[Written task] Extract from the listing each line in which the word "JSON" appears.

[The records]

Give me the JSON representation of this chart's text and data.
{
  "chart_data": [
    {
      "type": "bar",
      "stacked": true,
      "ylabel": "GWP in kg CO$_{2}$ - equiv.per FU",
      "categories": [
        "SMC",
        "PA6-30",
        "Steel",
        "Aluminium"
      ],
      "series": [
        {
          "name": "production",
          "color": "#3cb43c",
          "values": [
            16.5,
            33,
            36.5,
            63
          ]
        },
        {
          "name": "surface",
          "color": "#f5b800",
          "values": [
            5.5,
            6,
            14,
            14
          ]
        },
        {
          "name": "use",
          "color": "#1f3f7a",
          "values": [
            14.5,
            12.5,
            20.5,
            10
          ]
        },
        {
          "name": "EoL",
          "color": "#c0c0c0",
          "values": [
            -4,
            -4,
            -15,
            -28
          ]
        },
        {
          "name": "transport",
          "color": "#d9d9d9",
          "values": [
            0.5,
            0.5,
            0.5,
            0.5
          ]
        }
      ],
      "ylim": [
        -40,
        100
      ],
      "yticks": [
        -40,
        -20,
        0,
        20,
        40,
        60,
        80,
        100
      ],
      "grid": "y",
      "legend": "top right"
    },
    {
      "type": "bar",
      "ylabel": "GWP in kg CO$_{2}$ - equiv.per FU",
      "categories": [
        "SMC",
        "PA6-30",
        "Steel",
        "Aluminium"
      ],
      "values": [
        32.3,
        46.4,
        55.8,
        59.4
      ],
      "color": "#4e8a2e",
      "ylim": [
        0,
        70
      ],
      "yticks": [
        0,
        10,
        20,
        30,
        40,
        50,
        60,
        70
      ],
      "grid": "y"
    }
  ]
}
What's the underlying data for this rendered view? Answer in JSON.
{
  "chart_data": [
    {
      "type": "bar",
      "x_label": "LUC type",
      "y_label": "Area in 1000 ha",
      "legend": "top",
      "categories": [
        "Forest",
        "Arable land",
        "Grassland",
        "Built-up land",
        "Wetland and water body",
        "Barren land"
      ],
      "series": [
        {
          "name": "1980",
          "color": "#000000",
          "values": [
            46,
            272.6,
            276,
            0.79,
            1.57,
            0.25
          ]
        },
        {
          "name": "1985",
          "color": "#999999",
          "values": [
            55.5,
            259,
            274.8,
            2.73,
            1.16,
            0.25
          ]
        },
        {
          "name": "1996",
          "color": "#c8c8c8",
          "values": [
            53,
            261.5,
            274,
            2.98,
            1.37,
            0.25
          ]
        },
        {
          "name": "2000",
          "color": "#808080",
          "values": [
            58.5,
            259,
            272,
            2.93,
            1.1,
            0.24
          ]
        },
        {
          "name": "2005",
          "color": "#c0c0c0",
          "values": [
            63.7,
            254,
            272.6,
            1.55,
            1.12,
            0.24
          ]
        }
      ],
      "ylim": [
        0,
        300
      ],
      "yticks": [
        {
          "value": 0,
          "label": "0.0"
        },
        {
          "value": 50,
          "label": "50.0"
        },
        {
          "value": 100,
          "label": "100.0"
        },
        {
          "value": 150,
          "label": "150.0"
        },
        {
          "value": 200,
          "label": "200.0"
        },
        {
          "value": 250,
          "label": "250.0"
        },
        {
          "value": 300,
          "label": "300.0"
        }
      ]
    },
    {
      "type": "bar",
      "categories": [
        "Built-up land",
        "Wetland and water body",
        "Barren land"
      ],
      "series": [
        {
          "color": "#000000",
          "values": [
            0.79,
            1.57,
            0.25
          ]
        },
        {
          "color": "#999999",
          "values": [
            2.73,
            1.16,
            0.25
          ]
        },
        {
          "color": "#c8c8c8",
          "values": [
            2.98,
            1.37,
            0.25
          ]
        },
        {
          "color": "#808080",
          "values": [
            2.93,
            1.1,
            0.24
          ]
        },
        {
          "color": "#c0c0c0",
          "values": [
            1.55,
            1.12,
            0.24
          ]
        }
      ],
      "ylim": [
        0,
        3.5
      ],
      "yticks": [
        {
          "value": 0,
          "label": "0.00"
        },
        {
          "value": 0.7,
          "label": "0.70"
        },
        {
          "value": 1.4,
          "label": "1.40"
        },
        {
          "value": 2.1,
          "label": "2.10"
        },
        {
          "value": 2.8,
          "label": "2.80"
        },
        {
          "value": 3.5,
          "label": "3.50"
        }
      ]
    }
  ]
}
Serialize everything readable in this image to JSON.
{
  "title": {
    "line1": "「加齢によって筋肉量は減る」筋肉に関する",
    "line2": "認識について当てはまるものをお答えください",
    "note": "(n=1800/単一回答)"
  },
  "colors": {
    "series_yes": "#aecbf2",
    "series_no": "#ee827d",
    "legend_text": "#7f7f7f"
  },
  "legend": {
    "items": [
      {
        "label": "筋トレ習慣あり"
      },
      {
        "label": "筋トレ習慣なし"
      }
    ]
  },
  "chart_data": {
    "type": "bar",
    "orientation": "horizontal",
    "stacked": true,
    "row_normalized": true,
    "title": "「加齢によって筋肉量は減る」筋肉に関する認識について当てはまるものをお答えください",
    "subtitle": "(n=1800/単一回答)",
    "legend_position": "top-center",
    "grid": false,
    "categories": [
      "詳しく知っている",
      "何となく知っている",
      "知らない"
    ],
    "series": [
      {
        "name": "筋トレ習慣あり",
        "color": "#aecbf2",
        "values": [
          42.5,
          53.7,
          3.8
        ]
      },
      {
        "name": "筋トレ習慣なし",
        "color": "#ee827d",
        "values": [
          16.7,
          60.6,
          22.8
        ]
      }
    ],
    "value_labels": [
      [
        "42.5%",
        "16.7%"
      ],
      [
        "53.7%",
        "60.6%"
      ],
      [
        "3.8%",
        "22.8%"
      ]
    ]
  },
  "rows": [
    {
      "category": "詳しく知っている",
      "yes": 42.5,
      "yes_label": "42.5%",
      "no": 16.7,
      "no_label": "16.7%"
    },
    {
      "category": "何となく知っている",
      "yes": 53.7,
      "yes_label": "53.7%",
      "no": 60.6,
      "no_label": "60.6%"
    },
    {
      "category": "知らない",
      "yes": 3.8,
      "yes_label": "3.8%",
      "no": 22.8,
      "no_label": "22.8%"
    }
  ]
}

[Full solution]
Give me the JSON representation of this chart's text and data.
What's the underlying data for this rendered view? Answer in JSON.
Serialize everything readable in this image to JSON.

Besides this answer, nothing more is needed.